Skip the pictures and quote all of the lines exactly.

Data items:
——

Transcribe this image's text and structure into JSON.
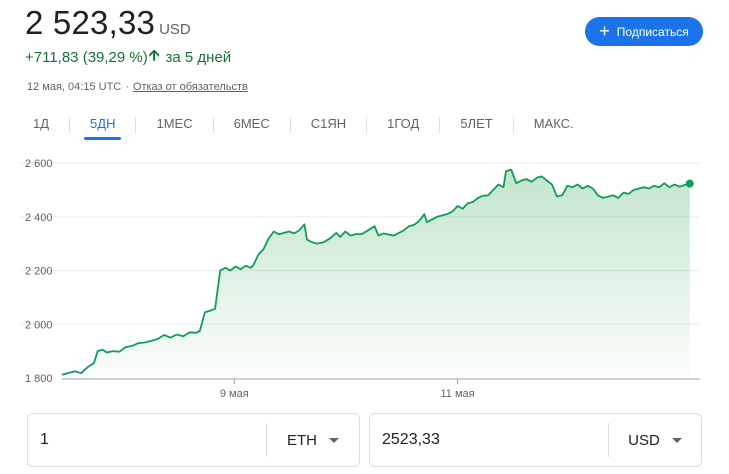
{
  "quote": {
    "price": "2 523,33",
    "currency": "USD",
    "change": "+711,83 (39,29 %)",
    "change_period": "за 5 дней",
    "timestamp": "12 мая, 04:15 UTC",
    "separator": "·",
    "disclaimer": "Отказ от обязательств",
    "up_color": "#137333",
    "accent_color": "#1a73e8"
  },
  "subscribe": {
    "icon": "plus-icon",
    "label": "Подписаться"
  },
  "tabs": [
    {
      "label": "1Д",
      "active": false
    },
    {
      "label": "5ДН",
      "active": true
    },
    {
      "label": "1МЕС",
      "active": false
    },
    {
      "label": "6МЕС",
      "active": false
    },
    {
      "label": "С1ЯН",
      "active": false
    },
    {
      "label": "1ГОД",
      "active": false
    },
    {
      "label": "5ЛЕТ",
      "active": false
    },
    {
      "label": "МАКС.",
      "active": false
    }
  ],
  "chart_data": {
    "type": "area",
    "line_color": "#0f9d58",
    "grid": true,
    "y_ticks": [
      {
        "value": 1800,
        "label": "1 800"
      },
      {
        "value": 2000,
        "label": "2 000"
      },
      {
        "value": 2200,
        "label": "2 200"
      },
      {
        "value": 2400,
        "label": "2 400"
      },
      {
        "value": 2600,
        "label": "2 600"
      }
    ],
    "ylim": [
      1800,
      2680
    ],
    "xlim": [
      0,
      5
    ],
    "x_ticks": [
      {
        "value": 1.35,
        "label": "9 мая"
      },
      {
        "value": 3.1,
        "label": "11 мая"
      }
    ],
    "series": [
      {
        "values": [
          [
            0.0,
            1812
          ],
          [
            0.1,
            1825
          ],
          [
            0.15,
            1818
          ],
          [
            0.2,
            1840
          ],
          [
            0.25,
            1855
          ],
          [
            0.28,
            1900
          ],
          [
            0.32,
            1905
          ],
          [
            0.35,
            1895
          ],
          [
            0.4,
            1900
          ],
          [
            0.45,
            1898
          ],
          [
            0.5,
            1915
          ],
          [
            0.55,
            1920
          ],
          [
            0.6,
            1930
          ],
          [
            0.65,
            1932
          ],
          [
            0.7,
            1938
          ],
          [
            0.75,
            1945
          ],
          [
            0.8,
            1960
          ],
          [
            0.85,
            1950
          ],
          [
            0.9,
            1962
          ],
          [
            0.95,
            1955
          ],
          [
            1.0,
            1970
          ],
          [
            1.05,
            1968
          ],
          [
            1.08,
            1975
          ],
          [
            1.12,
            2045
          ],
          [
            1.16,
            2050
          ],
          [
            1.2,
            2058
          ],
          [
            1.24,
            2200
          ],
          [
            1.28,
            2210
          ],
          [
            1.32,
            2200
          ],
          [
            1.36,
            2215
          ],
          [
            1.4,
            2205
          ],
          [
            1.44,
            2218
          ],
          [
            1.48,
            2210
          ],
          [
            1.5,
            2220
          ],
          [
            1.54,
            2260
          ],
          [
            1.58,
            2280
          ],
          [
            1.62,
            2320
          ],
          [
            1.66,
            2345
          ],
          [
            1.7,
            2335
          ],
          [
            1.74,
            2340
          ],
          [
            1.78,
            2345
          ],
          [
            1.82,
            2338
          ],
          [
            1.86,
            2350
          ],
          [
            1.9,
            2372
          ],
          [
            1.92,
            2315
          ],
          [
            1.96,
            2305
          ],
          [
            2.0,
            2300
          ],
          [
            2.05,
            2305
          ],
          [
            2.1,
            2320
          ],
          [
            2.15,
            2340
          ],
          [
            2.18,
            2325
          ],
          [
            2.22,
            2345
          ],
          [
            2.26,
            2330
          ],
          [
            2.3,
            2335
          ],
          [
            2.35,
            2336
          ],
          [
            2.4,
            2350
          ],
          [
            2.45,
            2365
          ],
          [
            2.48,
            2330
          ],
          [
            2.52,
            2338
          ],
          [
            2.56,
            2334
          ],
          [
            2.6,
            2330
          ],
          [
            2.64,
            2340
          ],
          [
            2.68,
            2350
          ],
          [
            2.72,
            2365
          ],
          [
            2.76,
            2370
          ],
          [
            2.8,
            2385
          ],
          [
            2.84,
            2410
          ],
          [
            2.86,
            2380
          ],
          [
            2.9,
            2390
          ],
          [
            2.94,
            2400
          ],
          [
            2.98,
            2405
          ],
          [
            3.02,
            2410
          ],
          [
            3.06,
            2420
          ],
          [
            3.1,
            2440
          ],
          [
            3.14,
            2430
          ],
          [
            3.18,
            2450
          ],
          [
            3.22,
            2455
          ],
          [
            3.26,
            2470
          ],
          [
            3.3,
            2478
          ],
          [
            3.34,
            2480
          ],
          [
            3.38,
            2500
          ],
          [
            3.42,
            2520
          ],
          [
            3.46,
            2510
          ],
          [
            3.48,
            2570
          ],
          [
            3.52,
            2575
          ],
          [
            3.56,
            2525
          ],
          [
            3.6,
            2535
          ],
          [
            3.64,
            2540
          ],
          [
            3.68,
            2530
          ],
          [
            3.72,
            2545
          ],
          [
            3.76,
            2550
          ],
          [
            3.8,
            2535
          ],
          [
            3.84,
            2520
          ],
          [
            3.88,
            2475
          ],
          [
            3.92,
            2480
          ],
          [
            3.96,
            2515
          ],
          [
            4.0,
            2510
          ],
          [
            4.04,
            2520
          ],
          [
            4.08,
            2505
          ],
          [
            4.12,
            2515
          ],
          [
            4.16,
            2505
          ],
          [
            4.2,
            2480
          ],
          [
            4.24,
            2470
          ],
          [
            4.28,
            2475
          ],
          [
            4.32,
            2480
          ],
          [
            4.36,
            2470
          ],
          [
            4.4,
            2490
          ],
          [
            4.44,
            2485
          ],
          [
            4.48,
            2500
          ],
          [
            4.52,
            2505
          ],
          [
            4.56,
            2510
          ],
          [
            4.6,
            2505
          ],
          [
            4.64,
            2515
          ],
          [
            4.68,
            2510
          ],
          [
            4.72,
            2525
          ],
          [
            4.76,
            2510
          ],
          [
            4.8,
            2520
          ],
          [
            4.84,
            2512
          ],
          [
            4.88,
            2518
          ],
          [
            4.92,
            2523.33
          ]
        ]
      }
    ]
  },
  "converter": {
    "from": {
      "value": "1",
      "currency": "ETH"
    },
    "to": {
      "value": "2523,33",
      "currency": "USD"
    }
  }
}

——

SOLUTION:
Transcribe this image's text and structure into JSON.
{
  "quote": {
    "price": "2 523,33",
    "currency": "USD",
    "change": "+711,83 (39,29 %)",
    "change_period": "за 5 дней",
    "timestamp": "12 мая, 04:15 UTC",
    "separator": "·",
    "disclaimer": "Отказ от обязательств",
    "up_color": "#137333",
    "accent_color": "#1a73e8"
  },
  "subscribe": {
    "icon": "plus-icon",
    "label": "Подписаться"
  },
  "tabs": [
    {
      "label": "1Д",
      "active": false
    },
    {
      "label": "5ДН",
      "active": true
    },
    {
      "label": "1МЕС",
      "active": false
    },
    {
      "label": "6МЕС",
      "active": false
    },
    {
      "label": "С1ЯН",
      "active": false
    },
    {
      "label": "1ГОД",
      "active": false
    },
    {
      "label": "5ЛЕТ",
      "active": false
    },
    {
      "label": "МАКС.",
      "active": false
    }
  ],
  "chart_data": {
    "type": "area",
    "line_color": "#0f9d58",
    "grid": true,
    "y_ticks": [
      {
        "value": 1800,
        "label": "1 800"
      },
      {
        "value": 2000,
        "label": "2 000"
      },
      {
        "value": 2200,
        "label": "2 200"
      },
      {
        "value": 2400,
        "label": "2 400"
      },
      {
        "value": 2600,
        "label": "2 600"
      }
    ],
    "ylim": [
      1800,
      2680
    ],
    "xlim": [
      0,
      5
    ],
    "x_ticks": [
      {
        "value": 1.35,
        "label": "9 мая"
      },
      {
        "value": 3.1,
        "label": "11 мая"
      }
    ],
    "series": [
      {
        "values": [
          [
            0.0,
            1812
          ],
          [
            0.1,
            1825
          ],
          [
            0.15,
            1818
          ],
          [
            0.2,
            1840
          ],
          [
            0.25,
            1855
          ],
          [
            0.28,
            1900
          ],
          [
            0.32,
            1905
          ],
          [
            0.35,
            1895
          ],
          [
            0.4,
            1900
          ],
          [
            0.45,
            1898
          ],
          [
            0.5,
            1915
          ],
          [
            0.55,
            1920
          ],
          [
            0.6,
            1930
          ],
          [
            0.65,
            1932
          ],
          [
            0.7,
            1938
          ],
          [
            0.75,
            1945
          ],
          [
            0.8,
            1960
          ],
          [
            0.85,
            1950
          ],
          [
            0.9,
            1962
          ],
          [
            0.95,
            1955
          ],
          [
            1.0,
            1970
          ],
          [
            1.05,
            1968
          ],
          [
            1.08,
            1975
          ],
          [
            1.12,
            2045
          ],
          [
            1.16,
            2050
          ],
          [
            1.2,
            2058
          ],
          [
            1.24,
            2200
          ],
          [
            1.28,
            2210
          ],
          [
            1.32,
            2200
          ],
          [
            1.36,
            2215
          ],
          [
            1.4,
            2205
          ],
          [
            1.44,
            2218
          ],
          [
            1.48,
            2210
          ],
          [
            1.5,
            2220
          ],
          [
            1.54,
            2260
          ],
          [
            1.58,
            2280
          ],
          [
            1.62,
            2320
          ],
          [
            1.66,
            2345
          ],
          [
            1.7,
            2335
          ],
          [
            1.74,
            2340
          ],
          [
            1.78,
            2345
          ],
          [
            1.82,
            2338
          ],
          [
            1.86,
            2350
          ],
          [
            1.9,
            2372
          ],
          [
            1.92,
            2315
          ],
          [
            1.96,
            2305
          ],
          [
            2.0,
            2300
          ],
          [
            2.05,
            2305
          ],
          [
            2.1,
            2320
          ],
          [
            2.15,
            2340
          ],
          [
            2.18,
            2325
          ],
          [
            2.22,
            2345
          ],
          [
            2.26,
            2330
          ],
          [
            2.3,
            2335
          ],
          [
            2.35,
            2336
          ],
          [
            2.4,
            2350
          ],
          [
            2.45,
            2365
          ],
          [
            2.48,
            2330
          ],
          [
            2.52,
            2338
          ],
          [
            2.56,
            2334
          ],
          [
            2.6,
            2330
          ],
          [
            2.64,
            2340
          ],
          [
            2.68,
            2350
          ],
          [
            2.72,
            2365
          ],
          [
            2.76,
            2370
          ],
          [
            2.8,
            2385
          ],
          [
            2.84,
            2410
          ],
          [
            2.86,
            2380
          ],
          [
            2.9,
            2390
          ],
          [
            2.94,
            2400
          ],
          [
            2.98,
            2405
          ],
          [
            3.02,
            2410
          ],
          [
            3.06,
            2420
          ],
          [
            3.1,
            2440
          ],
          [
            3.14,
            2430
          ],
          [
            3.18,
            2450
          ],
          [
            3.22,
            2455
          ],
          [
            3.26,
            2470
          ],
          [
            3.3,
            2478
          ],
          [
            3.34,
            2480
          ],
          [
            3.38,
            2500
          ],
          [
            3.42,
            2520
          ],
          [
            3.46,
            2510
          ],
          [
            3.48,
            2570
          ],
          [
            3.52,
            2575
          ],
          [
            3.56,
            2525
          ],
          [
            3.6,
            2535
          ],
          [
            3.64,
            2540
          ],
          [
            3.68,
            2530
          ],
          [
            3.72,
            2545
          ],
          [
            3.76,
            2550
          ],
          [
            3.8,
            2535
          ],
          [
            3.84,
            2520
          ],
          [
            3.88,
            2475
          ],
          [
            3.92,
            2480
          ],
          [
            3.96,
            2515
          ],
          [
            4.0,
            2510
          ],
          [
            4.04,
            2520
          ],
          [
            4.08,
            2505
          ],
          [
            4.12,
            2515
          ],
          [
            4.16,
            2505
          ],
          [
            4.2,
            2480
          ],
          [
            4.24,
            2470
          ],
          [
            4.28,
            2475
          ],
          [
            4.32,
            2480
          ],
          [
            4.36,
            2470
          ],
          [
            4.4,
            2490
          ],
          [
            4.44,
            2485
          ],
          [
            4.48,
            2500
          ],
          [
            4.52,
            2505
          ],
          [
            4.56,
            2510
          ],
          [
            4.6,
            2505
          ],
          [
            4.64,
            2515
          ],
          [
            4.68,
            2510
          ],
          [
            4.72,
            2525
          ],
          [
            4.76,
            2510
          ],
          [
            4.8,
            2520
          ],
          [
            4.84,
            2512
          ],
          [
            4.88,
            2518
          ],
          [
            4.92,
            2523.33
          ]
        ]
      }
    ]
  },
  "converter": {
    "from": {
      "value": "1",
      "currency": "ETH"
    },
    "to": {
      "value": "2523,33",
      "currency": "USD"
    }
  }
}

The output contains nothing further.